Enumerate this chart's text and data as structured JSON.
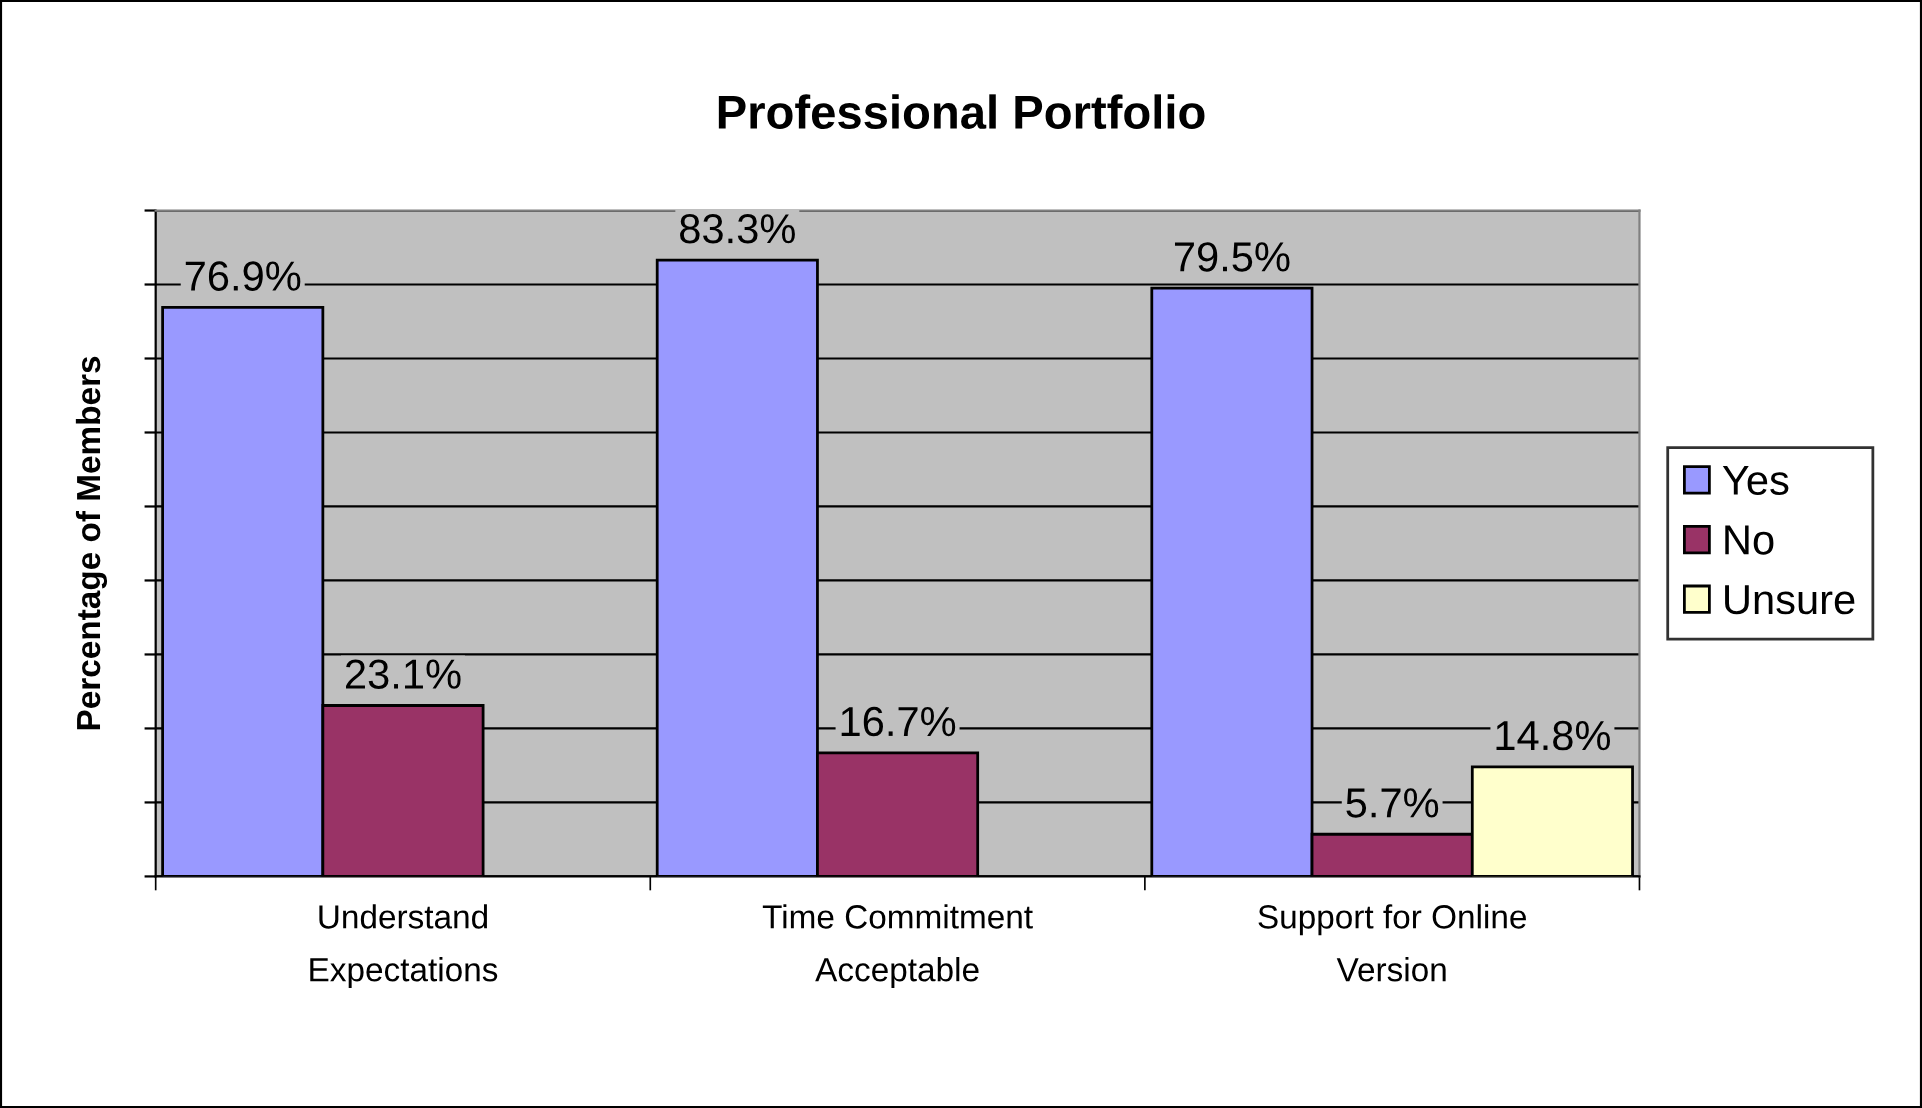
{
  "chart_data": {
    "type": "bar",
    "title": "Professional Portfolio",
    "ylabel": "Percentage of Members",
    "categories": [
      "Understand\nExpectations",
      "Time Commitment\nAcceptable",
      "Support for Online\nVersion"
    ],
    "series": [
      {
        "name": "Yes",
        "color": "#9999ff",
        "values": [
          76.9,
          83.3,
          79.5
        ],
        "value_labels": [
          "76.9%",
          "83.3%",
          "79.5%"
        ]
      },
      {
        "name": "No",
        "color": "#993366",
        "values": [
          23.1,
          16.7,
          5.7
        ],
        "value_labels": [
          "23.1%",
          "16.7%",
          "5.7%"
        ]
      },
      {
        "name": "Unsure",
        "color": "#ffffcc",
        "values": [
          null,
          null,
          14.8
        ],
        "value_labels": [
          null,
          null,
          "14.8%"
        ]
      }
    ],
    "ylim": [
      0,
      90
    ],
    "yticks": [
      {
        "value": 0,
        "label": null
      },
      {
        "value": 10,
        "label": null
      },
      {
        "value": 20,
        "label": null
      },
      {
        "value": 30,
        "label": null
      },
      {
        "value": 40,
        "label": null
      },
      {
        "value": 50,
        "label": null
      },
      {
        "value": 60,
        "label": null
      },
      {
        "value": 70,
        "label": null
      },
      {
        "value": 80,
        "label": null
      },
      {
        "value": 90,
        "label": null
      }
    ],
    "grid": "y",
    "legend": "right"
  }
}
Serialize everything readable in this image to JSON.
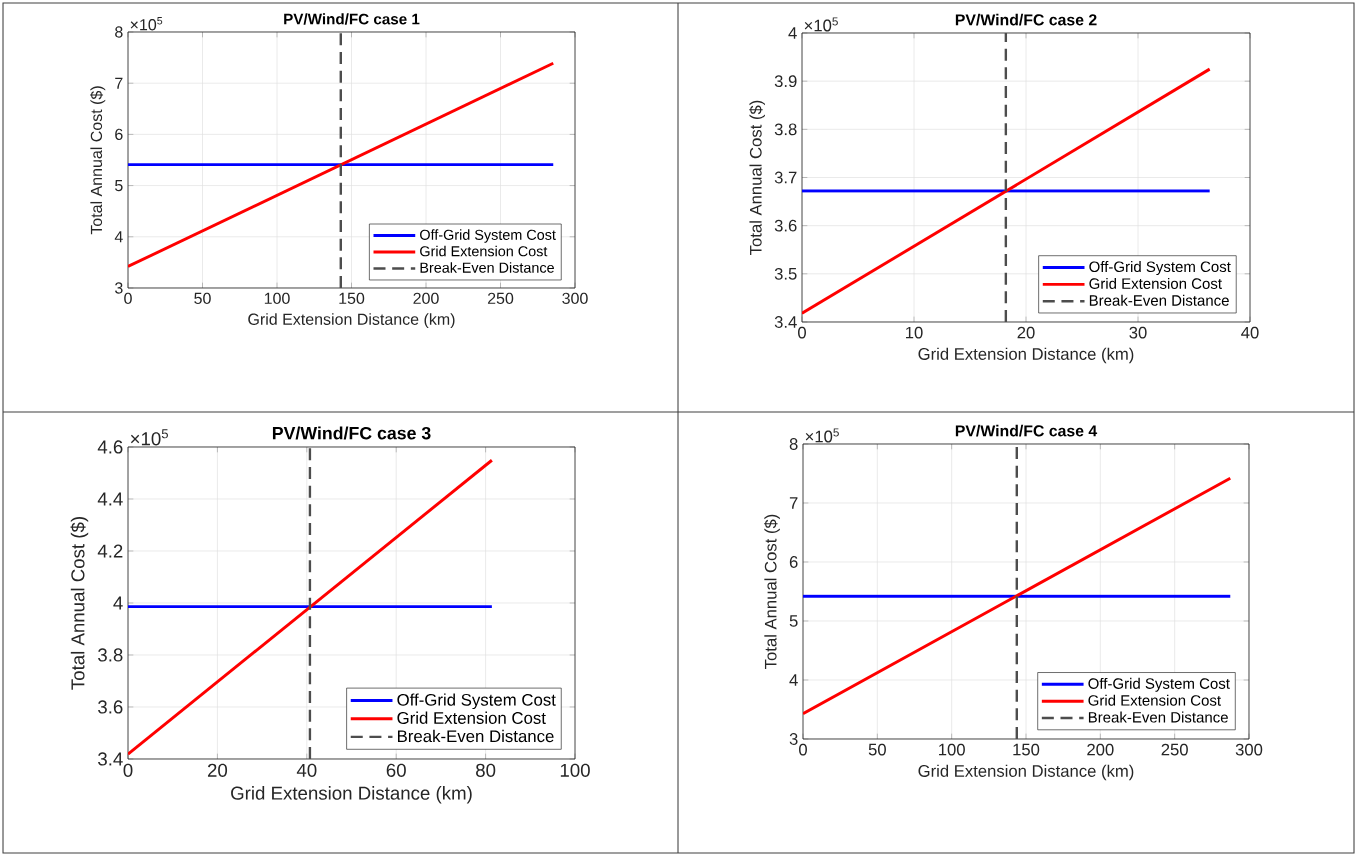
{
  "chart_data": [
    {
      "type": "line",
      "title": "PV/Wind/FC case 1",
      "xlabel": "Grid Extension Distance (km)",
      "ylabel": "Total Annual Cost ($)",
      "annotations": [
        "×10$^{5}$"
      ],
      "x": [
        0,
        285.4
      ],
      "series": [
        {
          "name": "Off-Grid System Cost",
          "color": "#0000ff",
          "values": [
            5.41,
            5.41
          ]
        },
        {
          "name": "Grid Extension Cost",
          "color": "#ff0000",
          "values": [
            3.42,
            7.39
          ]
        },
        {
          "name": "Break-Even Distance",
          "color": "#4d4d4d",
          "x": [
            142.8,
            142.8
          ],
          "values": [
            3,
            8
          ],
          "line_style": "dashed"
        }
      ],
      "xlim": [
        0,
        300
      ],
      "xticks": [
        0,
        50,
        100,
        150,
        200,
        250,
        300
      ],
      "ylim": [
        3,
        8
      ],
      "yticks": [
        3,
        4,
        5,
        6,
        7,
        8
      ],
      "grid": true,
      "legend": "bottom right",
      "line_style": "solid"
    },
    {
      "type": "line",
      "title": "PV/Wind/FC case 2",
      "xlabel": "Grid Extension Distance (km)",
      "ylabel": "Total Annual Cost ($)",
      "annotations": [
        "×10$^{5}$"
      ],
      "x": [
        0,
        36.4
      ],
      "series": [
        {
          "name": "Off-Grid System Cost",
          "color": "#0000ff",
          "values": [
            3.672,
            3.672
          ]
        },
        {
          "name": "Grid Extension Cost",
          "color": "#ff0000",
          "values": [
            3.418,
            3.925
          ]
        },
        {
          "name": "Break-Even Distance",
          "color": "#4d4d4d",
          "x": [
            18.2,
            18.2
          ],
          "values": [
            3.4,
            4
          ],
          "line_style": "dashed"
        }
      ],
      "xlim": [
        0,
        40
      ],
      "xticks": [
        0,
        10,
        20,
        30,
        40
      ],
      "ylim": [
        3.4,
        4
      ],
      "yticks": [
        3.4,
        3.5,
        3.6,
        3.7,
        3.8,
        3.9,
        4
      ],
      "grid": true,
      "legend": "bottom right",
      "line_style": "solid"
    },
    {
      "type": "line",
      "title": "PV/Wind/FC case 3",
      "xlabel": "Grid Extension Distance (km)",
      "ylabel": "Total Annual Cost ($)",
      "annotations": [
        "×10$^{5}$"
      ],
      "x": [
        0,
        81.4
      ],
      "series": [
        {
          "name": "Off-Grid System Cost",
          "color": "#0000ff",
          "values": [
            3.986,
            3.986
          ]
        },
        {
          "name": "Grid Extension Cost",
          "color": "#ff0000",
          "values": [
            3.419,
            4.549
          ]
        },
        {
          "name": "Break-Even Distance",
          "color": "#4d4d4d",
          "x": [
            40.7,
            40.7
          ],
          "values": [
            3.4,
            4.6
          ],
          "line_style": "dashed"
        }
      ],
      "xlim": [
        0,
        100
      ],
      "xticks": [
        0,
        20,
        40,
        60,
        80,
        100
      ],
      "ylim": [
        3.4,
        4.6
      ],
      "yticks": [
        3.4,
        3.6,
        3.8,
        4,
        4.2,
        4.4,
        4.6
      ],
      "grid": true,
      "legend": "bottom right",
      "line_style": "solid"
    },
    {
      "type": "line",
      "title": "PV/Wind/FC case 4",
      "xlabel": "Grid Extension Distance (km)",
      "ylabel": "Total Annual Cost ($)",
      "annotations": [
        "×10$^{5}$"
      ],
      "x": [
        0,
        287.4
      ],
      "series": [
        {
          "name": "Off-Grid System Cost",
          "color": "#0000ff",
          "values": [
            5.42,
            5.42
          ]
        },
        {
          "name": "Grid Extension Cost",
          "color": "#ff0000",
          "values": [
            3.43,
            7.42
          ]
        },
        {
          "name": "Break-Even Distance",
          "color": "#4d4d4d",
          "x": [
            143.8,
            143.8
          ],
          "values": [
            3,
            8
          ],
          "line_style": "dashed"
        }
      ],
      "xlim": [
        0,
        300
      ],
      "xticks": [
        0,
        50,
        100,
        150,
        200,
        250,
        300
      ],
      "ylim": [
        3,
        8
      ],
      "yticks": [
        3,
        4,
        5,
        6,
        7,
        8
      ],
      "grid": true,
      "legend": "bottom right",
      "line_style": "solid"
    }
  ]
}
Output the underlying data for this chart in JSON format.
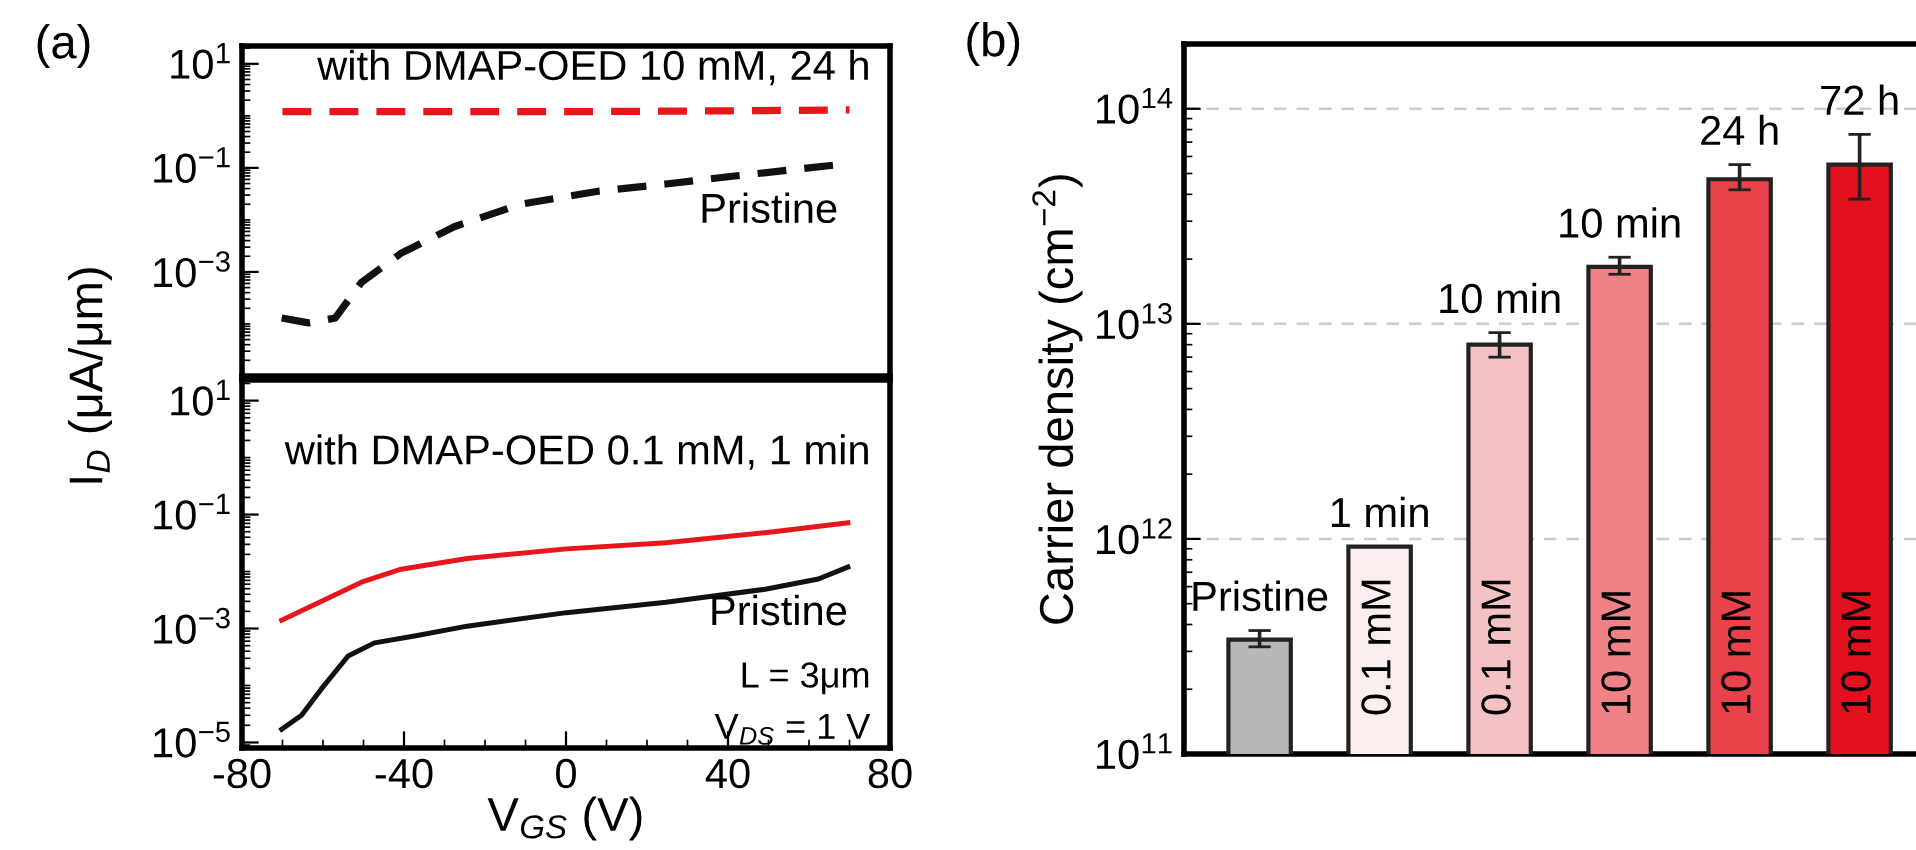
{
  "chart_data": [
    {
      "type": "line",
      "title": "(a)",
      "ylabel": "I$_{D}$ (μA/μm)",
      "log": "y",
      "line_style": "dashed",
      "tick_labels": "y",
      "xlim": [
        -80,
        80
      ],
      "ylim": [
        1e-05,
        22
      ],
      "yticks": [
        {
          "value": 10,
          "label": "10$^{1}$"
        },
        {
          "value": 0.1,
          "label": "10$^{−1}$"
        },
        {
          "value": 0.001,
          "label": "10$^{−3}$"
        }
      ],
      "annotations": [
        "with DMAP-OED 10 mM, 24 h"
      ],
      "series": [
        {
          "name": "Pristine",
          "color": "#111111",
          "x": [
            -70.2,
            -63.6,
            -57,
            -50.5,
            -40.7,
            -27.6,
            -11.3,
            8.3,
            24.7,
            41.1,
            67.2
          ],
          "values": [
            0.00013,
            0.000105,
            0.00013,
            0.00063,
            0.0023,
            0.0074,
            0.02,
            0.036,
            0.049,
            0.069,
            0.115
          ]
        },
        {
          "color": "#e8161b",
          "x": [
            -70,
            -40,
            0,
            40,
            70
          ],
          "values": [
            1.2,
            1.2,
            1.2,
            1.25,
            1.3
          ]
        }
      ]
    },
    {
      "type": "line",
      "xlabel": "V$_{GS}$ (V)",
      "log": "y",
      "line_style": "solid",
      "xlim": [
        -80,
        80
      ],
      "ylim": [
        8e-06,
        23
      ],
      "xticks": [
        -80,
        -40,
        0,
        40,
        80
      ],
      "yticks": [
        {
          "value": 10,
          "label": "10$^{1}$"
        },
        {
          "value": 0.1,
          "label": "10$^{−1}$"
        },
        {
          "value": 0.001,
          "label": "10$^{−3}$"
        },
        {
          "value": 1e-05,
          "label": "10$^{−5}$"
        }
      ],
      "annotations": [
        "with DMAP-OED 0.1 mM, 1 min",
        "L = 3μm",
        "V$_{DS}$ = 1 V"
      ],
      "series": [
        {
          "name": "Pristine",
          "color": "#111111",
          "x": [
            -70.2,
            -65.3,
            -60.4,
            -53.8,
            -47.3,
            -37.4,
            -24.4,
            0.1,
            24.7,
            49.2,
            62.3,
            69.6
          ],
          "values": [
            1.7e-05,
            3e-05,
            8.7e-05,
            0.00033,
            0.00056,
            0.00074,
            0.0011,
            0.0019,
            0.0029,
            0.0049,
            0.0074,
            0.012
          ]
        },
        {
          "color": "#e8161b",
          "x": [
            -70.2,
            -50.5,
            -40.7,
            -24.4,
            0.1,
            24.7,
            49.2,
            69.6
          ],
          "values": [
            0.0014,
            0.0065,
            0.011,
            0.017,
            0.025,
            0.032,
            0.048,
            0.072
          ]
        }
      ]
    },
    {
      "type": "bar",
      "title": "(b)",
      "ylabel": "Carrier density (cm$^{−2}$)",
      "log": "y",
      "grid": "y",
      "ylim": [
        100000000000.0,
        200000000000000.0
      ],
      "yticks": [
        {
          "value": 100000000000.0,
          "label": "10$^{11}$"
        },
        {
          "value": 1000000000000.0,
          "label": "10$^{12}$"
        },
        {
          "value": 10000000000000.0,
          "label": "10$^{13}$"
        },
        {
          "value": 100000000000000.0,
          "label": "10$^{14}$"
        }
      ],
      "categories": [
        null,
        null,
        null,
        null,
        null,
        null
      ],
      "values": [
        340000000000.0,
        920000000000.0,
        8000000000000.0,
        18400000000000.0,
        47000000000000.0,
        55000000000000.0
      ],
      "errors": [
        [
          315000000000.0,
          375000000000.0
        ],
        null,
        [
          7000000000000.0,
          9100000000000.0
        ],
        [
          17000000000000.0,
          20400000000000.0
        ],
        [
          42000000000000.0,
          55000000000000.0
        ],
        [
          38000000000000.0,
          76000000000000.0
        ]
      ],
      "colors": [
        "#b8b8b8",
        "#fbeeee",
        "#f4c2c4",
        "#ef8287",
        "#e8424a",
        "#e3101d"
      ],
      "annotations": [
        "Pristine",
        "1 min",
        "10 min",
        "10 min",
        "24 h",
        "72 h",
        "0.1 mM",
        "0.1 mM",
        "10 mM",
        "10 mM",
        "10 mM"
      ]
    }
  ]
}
####################
- SHORT PROBLEM -
Within the material above, find the lines that contain the word "title"; copy them.

- OUTPUT FOR THIS TASK -
    "title": "Professional Portfolio",
      "title": "PV/Wind/FC case 1",
      "title": "PV/Wind/FC case 2",
      "title": "PV/Wind/FC case 3",
      "title": "PV/Wind/FC case 4",
      "title": "(a)",
      "title": "(b)",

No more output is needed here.